Extract each line of the material that follows exactly and omit its pictures.

# START OF Data supplied

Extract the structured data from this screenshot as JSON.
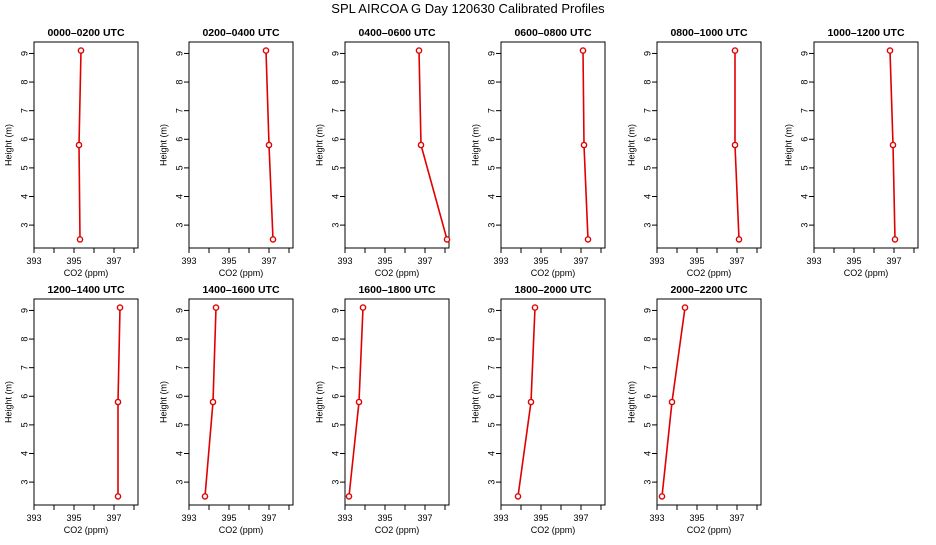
{
  "figure": {
    "title": "SPL AIRCOA G  Day 120630  Calibrated Profiles",
    "line_color": "#e00000"
  },
  "chart_data": [
    {
      "type": "line",
      "title": "0000–0200 UTC",
      "xlabel": "CO2 (ppm)",
      "ylabel": "Height (m)",
      "xlim": [
        393,
        398.2
      ],
      "ylim": [
        2.2,
        9.4
      ],
      "x_ticks": [
        393,
        395,
        397
      ],
      "y_ticks": [
        3,
        4,
        5,
        6,
        7,
        8,
        9
      ],
      "series": [
        {
          "x": [
            395.3,
            395.25,
            395.35
          ],
          "y": [
            2.5,
            5.8,
            9.1
          ]
        }
      ]
    },
    {
      "type": "line",
      "title": "0200–0400 UTC",
      "xlabel": "CO2 (ppm)",
      "ylabel": "Height (m)",
      "xlim": [
        393,
        398.2
      ],
      "ylim": [
        2.2,
        9.4
      ],
      "x_ticks": [
        393,
        395,
        397
      ],
      "y_ticks": [
        3,
        4,
        5,
        6,
        7,
        8,
        9
      ],
      "series": [
        {
          "x": [
            397.2,
            397.0,
            396.85
          ],
          "y": [
            2.5,
            5.8,
            9.1
          ]
        }
      ]
    },
    {
      "type": "line",
      "title": "0400–0600 UTC",
      "xlabel": "CO2 (ppm)",
      "ylabel": "Height (m)",
      "xlim": [
        393,
        398.2
      ],
      "ylim": [
        2.2,
        9.4
      ],
      "x_ticks": [
        393,
        395,
        397
      ],
      "y_ticks": [
        3,
        4,
        5,
        6,
        7,
        8,
        9
      ],
      "series": [
        {
          "x": [
            398.1,
            396.8,
            396.7
          ],
          "y": [
            2.5,
            5.8,
            9.1
          ]
        }
      ]
    },
    {
      "type": "line",
      "title": "0600–0800 UTC",
      "xlabel": "CO2 (ppm)",
      "ylabel": "Height (m)",
      "xlim": [
        393,
        398.2
      ],
      "ylim": [
        2.2,
        9.4
      ],
      "x_ticks": [
        393,
        395,
        397
      ],
      "y_ticks": [
        3,
        4,
        5,
        6,
        7,
        8,
        9
      ],
      "series": [
        {
          "x": [
            397.35,
            397.15,
            397.1
          ],
          "y": [
            2.5,
            5.8,
            9.1
          ]
        }
      ]
    },
    {
      "type": "line",
      "title": "0800–1000 UTC",
      "xlabel": "CO2 (ppm)",
      "ylabel": "Height (m)",
      "xlim": [
        393,
        398.2
      ],
      "ylim": [
        2.2,
        9.4
      ],
      "x_ticks": [
        393,
        395,
        397
      ],
      "y_ticks": [
        3,
        4,
        5,
        6,
        7,
        8,
        9
      ],
      "series": [
        {
          "x": [
            397.1,
            396.9,
            396.9
          ],
          "y": [
            2.5,
            5.8,
            9.1
          ]
        }
      ]
    },
    {
      "type": "line",
      "title": "1000–1200 UTC",
      "xlabel": "CO2 (ppm)",
      "ylabel": "Height (m)",
      "xlim": [
        393,
        398.2
      ],
      "ylim": [
        2.2,
        9.4
      ],
      "x_ticks": [
        393,
        395,
        397
      ],
      "y_ticks": [
        3,
        4,
        5,
        6,
        7,
        8,
        9
      ],
      "series": [
        {
          "x": [
            397.05,
            396.95,
            396.8
          ],
          "y": [
            2.5,
            5.8,
            9.1
          ]
        }
      ]
    },
    {
      "type": "line",
      "title": "1200–1400 UTC",
      "xlabel": "CO2 (ppm)",
      "ylabel": "Height (m)",
      "xlim": [
        393,
        398.2
      ],
      "ylim": [
        2.2,
        9.4
      ],
      "x_ticks": [
        393,
        395,
        397
      ],
      "y_ticks": [
        3,
        4,
        5,
        6,
        7,
        8,
        9
      ],
      "series": [
        {
          "x": [
            397.2,
            397.2,
            397.3
          ],
          "y": [
            2.5,
            5.8,
            9.1
          ]
        }
      ]
    },
    {
      "type": "line",
      "title": "1400–1600 UTC",
      "xlabel": "CO2 (ppm)",
      "ylabel": "Height (m)",
      "xlim": [
        393,
        398.2
      ],
      "ylim": [
        2.2,
        9.4
      ],
      "x_ticks": [
        393,
        395,
        397
      ],
      "y_ticks": [
        3,
        4,
        5,
        6,
        7,
        8,
        9
      ],
      "series": [
        {
          "x": [
            393.8,
            394.2,
            394.35
          ],
          "y": [
            2.5,
            5.8,
            9.1
          ]
        }
      ]
    },
    {
      "type": "line",
      "title": "1600–1800 UTC",
      "xlabel": "CO2 (ppm)",
      "ylabel": "Height (m)",
      "xlim": [
        393,
        398.2
      ],
      "ylim": [
        2.2,
        9.4
      ],
      "x_ticks": [
        393,
        395,
        397
      ],
      "y_ticks": [
        3,
        4,
        5,
        6,
        7,
        8,
        9
      ],
      "series": [
        {
          "x": [
            393.2,
            393.7,
            393.9
          ],
          "y": [
            2.5,
            5.8,
            9.1
          ]
        }
      ]
    },
    {
      "type": "line",
      "title": "1800–2000 UTC",
      "xlabel": "CO2 (ppm)",
      "ylabel": "Height (m)",
      "xlim": [
        393,
        398.2
      ],
      "ylim": [
        2.2,
        9.4
      ],
      "x_ticks": [
        393,
        395,
        397
      ],
      "y_ticks": [
        3,
        4,
        5,
        6,
        7,
        8,
        9
      ],
      "series": [
        {
          "x": [
            393.85,
            394.5,
            394.7
          ],
          "y": [
            2.5,
            5.8,
            9.1
          ]
        }
      ]
    },
    {
      "type": "line",
      "title": "2000–2200 UTC",
      "xlabel": "CO2 (ppm)",
      "ylabel": "Height (m)",
      "xlim": [
        393,
        398.2
      ],
      "ylim": [
        2.2,
        9.4
      ],
      "x_ticks": [
        393,
        395,
        397
      ],
      "y_ticks": [
        3,
        4,
        5,
        6,
        7,
        8,
        9
      ],
      "series": [
        {
          "x": [
            393.25,
            393.75,
            394.4
          ],
          "y": [
            2.5,
            5.8,
            9.1
          ]
        }
      ]
    }
  ]
}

# END OF Data supplied

**The result:**
Extract the structured data from this screenshot as JSON.
{
  "figure": {
    "title": "SPL AIRCOA G  Day 120630  Calibrated Profiles",
    "line_color": "#e00000"
  },
  "chart_data": [
    {
      "type": "line",
      "title": "0000–0200 UTC",
      "xlabel": "CO2 (ppm)",
      "ylabel": "Height (m)",
      "xlim": [
        393,
        398.2
      ],
      "ylim": [
        2.2,
        9.4
      ],
      "x_ticks": [
        393,
        395,
        397
      ],
      "y_ticks": [
        3,
        4,
        5,
        6,
        7,
        8,
        9
      ],
      "series": [
        {
          "x": [
            395.3,
            395.25,
            395.35
          ],
          "y": [
            2.5,
            5.8,
            9.1
          ]
        }
      ]
    },
    {
      "type": "line",
      "title": "0200–0400 UTC",
      "xlabel": "CO2 (ppm)",
      "ylabel": "Height (m)",
      "xlim": [
        393,
        398.2
      ],
      "ylim": [
        2.2,
        9.4
      ],
      "x_ticks": [
        393,
        395,
        397
      ],
      "y_ticks": [
        3,
        4,
        5,
        6,
        7,
        8,
        9
      ],
      "series": [
        {
          "x": [
            397.2,
            397.0,
            396.85
          ],
          "y": [
            2.5,
            5.8,
            9.1
          ]
        }
      ]
    },
    {
      "type": "line",
      "title": "0400–0600 UTC",
      "xlabel": "CO2 (ppm)",
      "ylabel": "Height (m)",
      "xlim": [
        393,
        398.2
      ],
      "ylim": [
        2.2,
        9.4
      ],
      "x_ticks": [
        393,
        395,
        397
      ],
      "y_ticks": [
        3,
        4,
        5,
        6,
        7,
        8,
        9
      ],
      "series": [
        {
          "x": [
            398.1,
            396.8,
            396.7
          ],
          "y": [
            2.5,
            5.8,
            9.1
          ]
        }
      ]
    },
    {
      "type": "line",
      "title": "0600–0800 UTC",
      "xlabel": "CO2 (ppm)",
      "ylabel": "Height (m)",
      "xlim": [
        393,
        398.2
      ],
      "ylim": [
        2.2,
        9.4
      ],
      "x_ticks": [
        393,
        395,
        397
      ],
      "y_ticks": [
        3,
        4,
        5,
        6,
        7,
        8,
        9
      ],
      "series": [
        {
          "x": [
            397.35,
            397.15,
            397.1
          ],
          "y": [
            2.5,
            5.8,
            9.1
          ]
        }
      ]
    },
    {
      "type": "line",
      "title": "0800–1000 UTC",
      "xlabel": "CO2 (ppm)",
      "ylabel": "Height (m)",
      "xlim": [
        393,
        398.2
      ],
      "ylim": [
        2.2,
        9.4
      ],
      "x_ticks": [
        393,
        395,
        397
      ],
      "y_ticks": [
        3,
        4,
        5,
        6,
        7,
        8,
        9
      ],
      "series": [
        {
          "x": [
            397.1,
            396.9,
            396.9
          ],
          "y": [
            2.5,
            5.8,
            9.1
          ]
        }
      ]
    },
    {
      "type": "line",
      "title": "1000–1200 UTC",
      "xlabel": "CO2 (ppm)",
      "ylabel": "Height (m)",
      "xlim": [
        393,
        398.2
      ],
      "ylim": [
        2.2,
        9.4
      ],
      "x_ticks": [
        393,
        395,
        397
      ],
      "y_ticks": [
        3,
        4,
        5,
        6,
        7,
        8,
        9
      ],
      "series": [
        {
          "x": [
            397.05,
            396.95,
            396.8
          ],
          "y": [
            2.5,
            5.8,
            9.1
          ]
        }
      ]
    },
    {
      "type": "line",
      "title": "1200–1400 UTC",
      "xlabel": "CO2 (ppm)",
      "ylabel": "Height (m)",
      "xlim": [
        393,
        398.2
      ],
      "ylim": [
        2.2,
        9.4
      ],
      "x_ticks": [
        393,
        395,
        397
      ],
      "y_ticks": [
        3,
        4,
        5,
        6,
        7,
        8,
        9
      ],
      "series": [
        {
          "x": [
            397.2,
            397.2,
            397.3
          ],
          "y": [
            2.5,
            5.8,
            9.1
          ]
        }
      ]
    },
    {
      "type": "line",
      "title": "1400–1600 UTC",
      "xlabel": "CO2 (ppm)",
      "ylabel": "Height (m)",
      "xlim": [
        393,
        398.2
      ],
      "ylim": [
        2.2,
        9.4
      ],
      "x_ticks": [
        393,
        395,
        397
      ],
      "y_ticks": [
        3,
        4,
        5,
        6,
        7,
        8,
        9
      ],
      "series": [
        {
          "x": [
            393.8,
            394.2,
            394.35
          ],
          "y": [
            2.5,
            5.8,
            9.1
          ]
        }
      ]
    },
    {
      "type": "line",
      "title": "1600–1800 UTC",
      "xlabel": "CO2 (ppm)",
      "ylabel": "Height (m)",
      "xlim": [
        393,
        398.2
      ],
      "ylim": [
        2.2,
        9.4
      ],
      "x_ticks": [
        393,
        395,
        397
      ],
      "y_ticks": [
        3,
        4,
        5,
        6,
        7,
        8,
        9
      ],
      "series": [
        {
          "x": [
            393.2,
            393.7,
            393.9
          ],
          "y": [
            2.5,
            5.8,
            9.1
          ]
        }
      ]
    },
    {
      "type": "line",
      "title": "1800–2000 UTC",
      "xlabel": "CO2 (ppm)",
      "ylabel": "Height (m)",
      "xlim": [
        393,
        398.2
      ],
      "ylim": [
        2.2,
        9.4
      ],
      "x_ticks": [
        393,
        395,
        397
      ],
      "y_ticks": [
        3,
        4,
        5,
        6,
        7,
        8,
        9
      ],
      "series": [
        {
          "x": [
            393.85,
            394.5,
            394.7
          ],
          "y": [
            2.5,
            5.8,
            9.1
          ]
        }
      ]
    },
    {
      "type": "line",
      "title": "2000–2200 UTC",
      "xlabel": "CO2 (ppm)",
      "ylabel": "Height (m)",
      "xlim": [
        393,
        398.2
      ],
      "ylim": [
        2.2,
        9.4
      ],
      "x_ticks": [
        393,
        395,
        397
      ],
      "y_ticks": [
        3,
        4,
        5,
        6,
        7,
        8,
        9
      ],
      "series": [
        {
          "x": [
            393.25,
            393.75,
            394.4
          ],
          "y": [
            2.5,
            5.8,
            9.1
          ]
        }
      ]
    }
  ]
}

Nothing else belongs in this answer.